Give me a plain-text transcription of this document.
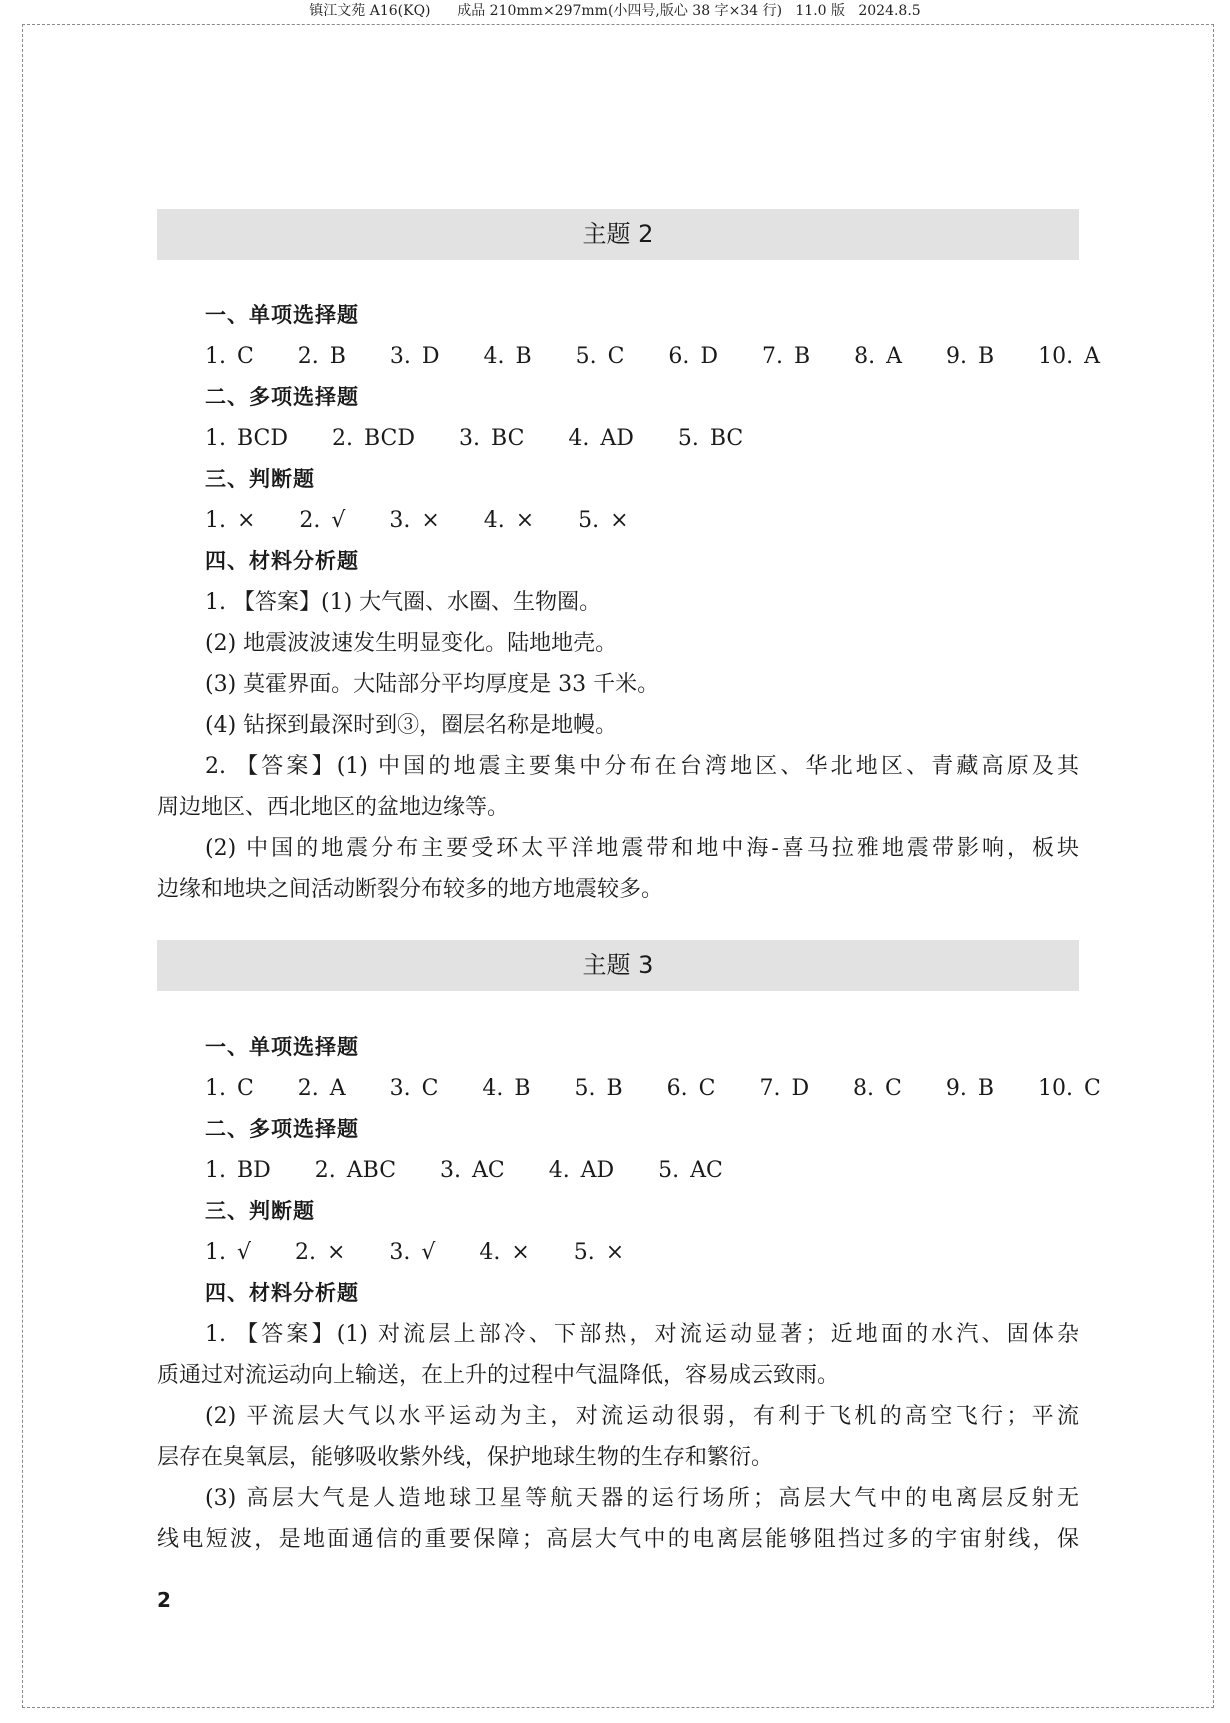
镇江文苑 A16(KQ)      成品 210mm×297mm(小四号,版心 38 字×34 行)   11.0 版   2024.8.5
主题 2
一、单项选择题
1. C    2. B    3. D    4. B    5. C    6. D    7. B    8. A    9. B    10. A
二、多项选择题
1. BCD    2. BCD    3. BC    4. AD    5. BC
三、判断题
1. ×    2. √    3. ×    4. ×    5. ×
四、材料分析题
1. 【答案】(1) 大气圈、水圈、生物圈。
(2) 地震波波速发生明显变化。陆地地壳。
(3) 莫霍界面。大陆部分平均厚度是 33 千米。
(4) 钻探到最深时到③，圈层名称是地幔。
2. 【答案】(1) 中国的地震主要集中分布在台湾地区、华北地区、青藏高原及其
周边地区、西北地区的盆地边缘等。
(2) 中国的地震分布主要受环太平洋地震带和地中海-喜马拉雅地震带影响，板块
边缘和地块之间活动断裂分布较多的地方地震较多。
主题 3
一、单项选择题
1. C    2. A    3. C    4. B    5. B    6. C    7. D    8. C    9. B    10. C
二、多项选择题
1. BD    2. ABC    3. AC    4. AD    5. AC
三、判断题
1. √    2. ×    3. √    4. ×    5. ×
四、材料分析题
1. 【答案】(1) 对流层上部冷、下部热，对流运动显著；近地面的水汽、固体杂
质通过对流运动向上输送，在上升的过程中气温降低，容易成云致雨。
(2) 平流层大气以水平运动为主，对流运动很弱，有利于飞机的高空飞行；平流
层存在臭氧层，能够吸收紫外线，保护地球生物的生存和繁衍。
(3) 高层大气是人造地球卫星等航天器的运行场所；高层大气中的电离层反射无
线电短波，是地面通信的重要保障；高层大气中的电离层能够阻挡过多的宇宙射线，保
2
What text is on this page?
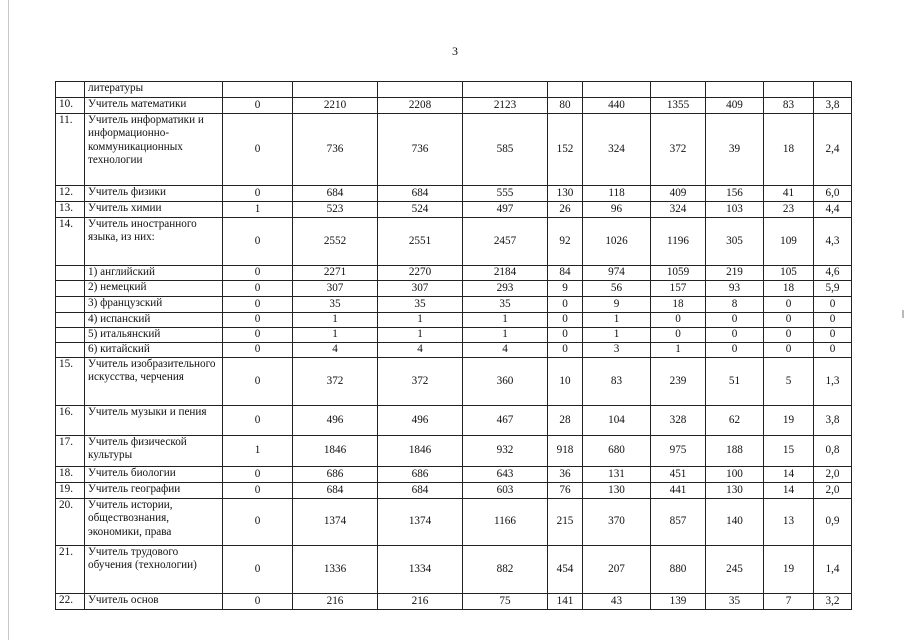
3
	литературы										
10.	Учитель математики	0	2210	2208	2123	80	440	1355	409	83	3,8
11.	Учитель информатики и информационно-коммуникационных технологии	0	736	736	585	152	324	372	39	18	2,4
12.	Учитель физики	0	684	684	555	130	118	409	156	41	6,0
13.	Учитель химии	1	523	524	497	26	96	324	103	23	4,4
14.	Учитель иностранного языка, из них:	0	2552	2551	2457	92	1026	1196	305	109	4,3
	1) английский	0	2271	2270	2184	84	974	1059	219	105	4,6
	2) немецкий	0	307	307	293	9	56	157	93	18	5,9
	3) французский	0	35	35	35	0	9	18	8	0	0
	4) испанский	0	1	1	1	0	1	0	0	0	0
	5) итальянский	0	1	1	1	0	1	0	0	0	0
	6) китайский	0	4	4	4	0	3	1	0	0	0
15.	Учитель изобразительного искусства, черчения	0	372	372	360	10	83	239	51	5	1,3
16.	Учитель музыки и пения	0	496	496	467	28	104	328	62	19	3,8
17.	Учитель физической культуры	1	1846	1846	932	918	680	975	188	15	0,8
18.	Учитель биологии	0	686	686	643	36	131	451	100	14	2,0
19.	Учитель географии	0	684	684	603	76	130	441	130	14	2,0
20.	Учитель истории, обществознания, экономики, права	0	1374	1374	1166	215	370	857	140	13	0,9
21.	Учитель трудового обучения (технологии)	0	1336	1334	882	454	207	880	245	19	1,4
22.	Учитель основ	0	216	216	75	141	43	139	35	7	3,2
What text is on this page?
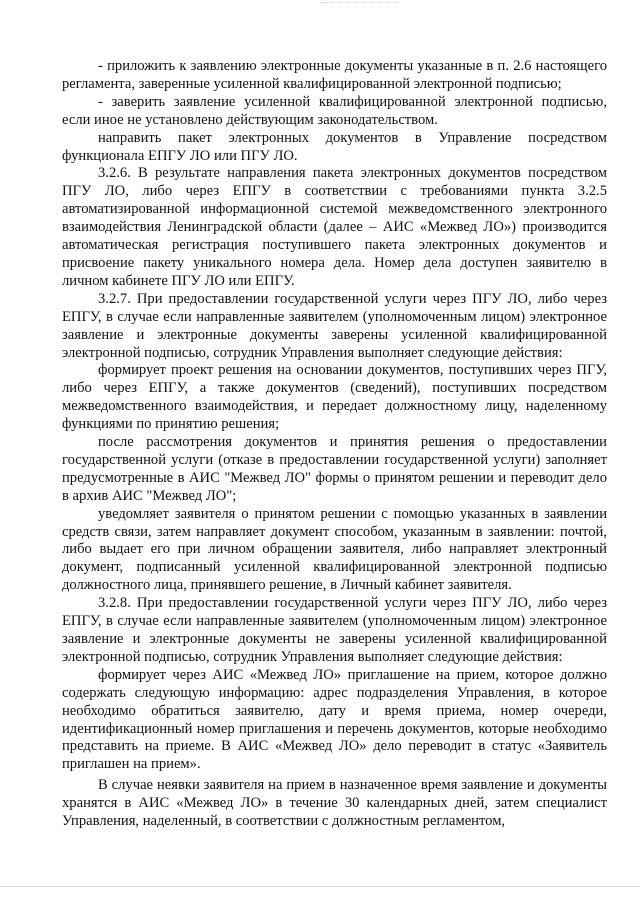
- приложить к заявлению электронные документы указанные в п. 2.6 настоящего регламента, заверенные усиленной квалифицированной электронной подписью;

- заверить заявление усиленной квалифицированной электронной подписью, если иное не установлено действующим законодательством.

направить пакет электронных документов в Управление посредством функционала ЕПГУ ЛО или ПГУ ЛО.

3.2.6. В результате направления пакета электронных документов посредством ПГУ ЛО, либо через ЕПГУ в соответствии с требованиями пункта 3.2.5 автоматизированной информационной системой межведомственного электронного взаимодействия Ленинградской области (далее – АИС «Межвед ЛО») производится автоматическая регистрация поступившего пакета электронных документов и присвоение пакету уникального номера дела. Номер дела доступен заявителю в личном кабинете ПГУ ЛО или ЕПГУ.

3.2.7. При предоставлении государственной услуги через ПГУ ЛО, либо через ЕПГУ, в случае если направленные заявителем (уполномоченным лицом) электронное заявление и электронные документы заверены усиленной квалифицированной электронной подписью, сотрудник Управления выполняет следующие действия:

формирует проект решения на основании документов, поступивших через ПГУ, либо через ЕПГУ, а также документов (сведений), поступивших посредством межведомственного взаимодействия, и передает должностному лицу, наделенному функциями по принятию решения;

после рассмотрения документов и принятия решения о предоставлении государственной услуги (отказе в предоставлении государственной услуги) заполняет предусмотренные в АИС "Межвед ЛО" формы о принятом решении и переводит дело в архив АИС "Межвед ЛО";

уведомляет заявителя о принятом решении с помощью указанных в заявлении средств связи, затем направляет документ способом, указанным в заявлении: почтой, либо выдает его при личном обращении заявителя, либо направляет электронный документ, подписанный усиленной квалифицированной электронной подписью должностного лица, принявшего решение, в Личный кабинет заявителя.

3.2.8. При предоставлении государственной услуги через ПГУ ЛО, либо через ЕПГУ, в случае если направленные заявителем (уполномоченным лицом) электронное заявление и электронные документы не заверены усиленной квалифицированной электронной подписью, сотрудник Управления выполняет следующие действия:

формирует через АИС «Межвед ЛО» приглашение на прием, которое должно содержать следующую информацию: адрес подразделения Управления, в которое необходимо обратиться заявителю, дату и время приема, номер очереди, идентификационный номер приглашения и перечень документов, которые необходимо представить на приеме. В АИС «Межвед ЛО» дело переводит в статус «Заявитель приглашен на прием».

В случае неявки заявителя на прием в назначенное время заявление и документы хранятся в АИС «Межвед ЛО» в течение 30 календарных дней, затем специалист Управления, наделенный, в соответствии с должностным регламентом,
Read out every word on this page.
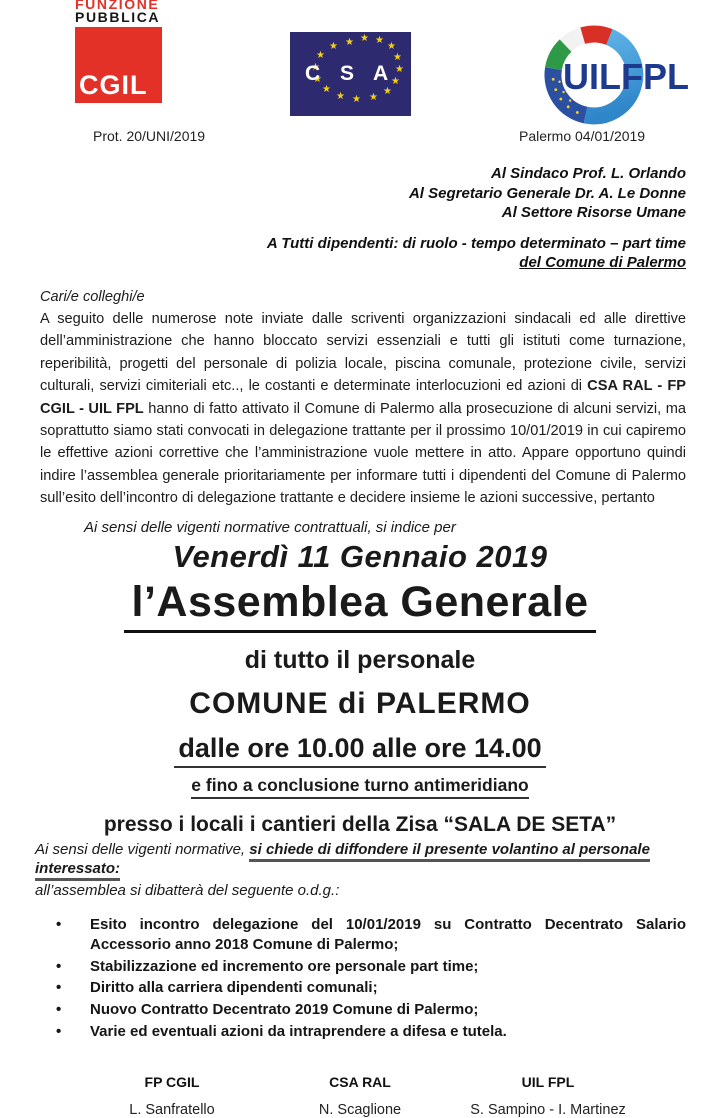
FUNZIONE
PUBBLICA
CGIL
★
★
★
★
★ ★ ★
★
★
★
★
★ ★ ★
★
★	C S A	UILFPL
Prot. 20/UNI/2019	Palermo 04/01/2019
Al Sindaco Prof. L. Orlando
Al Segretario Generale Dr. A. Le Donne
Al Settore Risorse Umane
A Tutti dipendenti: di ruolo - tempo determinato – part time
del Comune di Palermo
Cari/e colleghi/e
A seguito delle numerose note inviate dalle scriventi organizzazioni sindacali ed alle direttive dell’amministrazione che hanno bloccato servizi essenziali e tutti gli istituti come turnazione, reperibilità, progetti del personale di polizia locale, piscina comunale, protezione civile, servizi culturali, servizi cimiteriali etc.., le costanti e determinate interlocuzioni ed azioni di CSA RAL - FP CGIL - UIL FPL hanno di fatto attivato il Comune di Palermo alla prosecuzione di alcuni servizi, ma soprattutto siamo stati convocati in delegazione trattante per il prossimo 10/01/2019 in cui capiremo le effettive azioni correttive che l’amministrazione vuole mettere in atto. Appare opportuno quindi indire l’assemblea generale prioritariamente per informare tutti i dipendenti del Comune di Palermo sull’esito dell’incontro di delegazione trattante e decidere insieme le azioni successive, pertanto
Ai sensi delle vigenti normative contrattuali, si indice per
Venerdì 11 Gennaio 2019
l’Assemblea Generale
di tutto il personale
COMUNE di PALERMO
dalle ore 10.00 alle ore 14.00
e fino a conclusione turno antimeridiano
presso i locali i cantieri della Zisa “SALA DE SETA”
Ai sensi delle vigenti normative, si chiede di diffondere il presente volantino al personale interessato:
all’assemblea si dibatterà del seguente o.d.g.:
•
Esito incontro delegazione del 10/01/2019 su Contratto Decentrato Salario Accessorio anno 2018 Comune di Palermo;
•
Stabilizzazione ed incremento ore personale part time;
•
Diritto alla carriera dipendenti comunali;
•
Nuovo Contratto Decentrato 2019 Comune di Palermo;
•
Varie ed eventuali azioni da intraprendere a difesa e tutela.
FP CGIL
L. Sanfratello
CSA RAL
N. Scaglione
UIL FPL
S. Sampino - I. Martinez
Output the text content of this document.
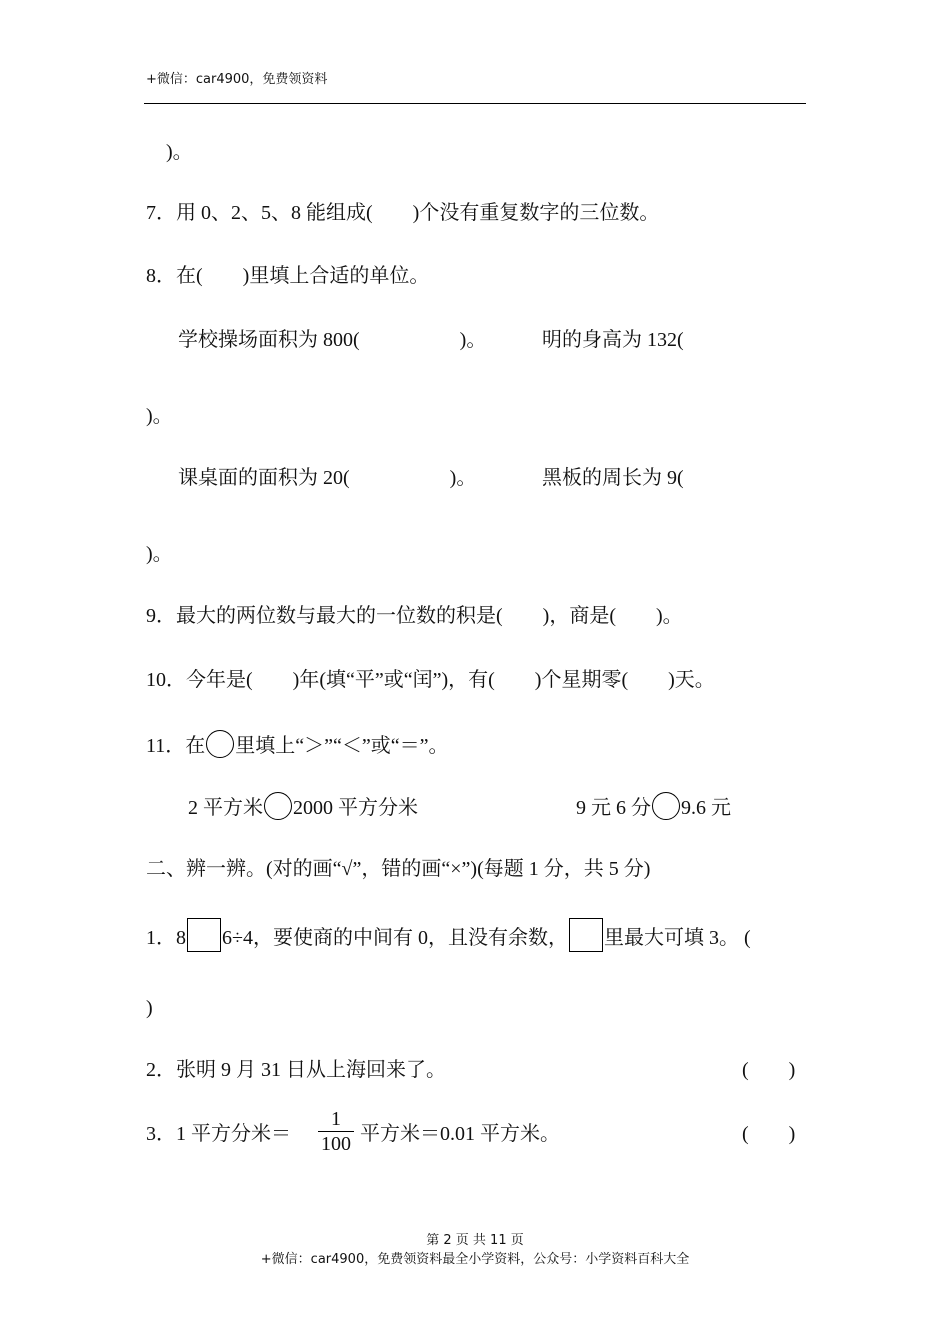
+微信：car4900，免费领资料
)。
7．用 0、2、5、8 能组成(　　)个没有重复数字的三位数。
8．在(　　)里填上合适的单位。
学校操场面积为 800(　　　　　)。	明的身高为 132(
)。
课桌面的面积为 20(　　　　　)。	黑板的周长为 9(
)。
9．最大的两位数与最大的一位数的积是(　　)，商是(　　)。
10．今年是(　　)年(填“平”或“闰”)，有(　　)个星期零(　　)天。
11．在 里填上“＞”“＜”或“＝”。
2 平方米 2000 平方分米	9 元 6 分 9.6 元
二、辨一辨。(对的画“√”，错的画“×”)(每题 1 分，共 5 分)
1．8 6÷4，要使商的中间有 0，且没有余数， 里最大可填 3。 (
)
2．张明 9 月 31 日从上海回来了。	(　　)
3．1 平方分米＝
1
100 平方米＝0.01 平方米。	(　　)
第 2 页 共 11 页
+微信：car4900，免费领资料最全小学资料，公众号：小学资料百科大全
-*-*-
▸ **Aim**: Locate the line containing "Output the text content of this document." in the material above, then repeat it and every later line exactly, with no pictures.

▸ **Output of the task**:
Output the text content of this document.
+微信：car4900，免费领资料
)。
7．用 0、2、5、8 能组成(　　)个没有重复数字的三位数。
8．在(　　)里填上合适的单位。
学校操场面积为 800(　　　　　)。	明的身高为 132(
)。
课桌面的面积为 20(　　　　　)。	黑板的周长为 9(
)。
9．最大的两位数与最大的一位数的积是(　　)，商是(　　)。
10．今年是(　　)年(填“平”或“闰”)，有(　　)个星期零(　　)天。
11．在 里填上“＞”“＜”或“＝”。
2 平方米 2000 平方分米	9 元 6 分 9.6 元
二、辨一辨。(对的画“√”，错的画“×”)(每题 1 分，共 5 分)
1．8 6÷4，要使商的中间有 0，且没有余数， 里最大可填 3。 (
)
2．张明 9 月 31 日从上海回来了。	(　　)
3．1 平方分米＝
1
100 平方米＝0.01 平方米。	(　　)
第 2 页 共 11 页
+微信：car4900，免费领资料最全小学资料，公众号：小学资料百科大全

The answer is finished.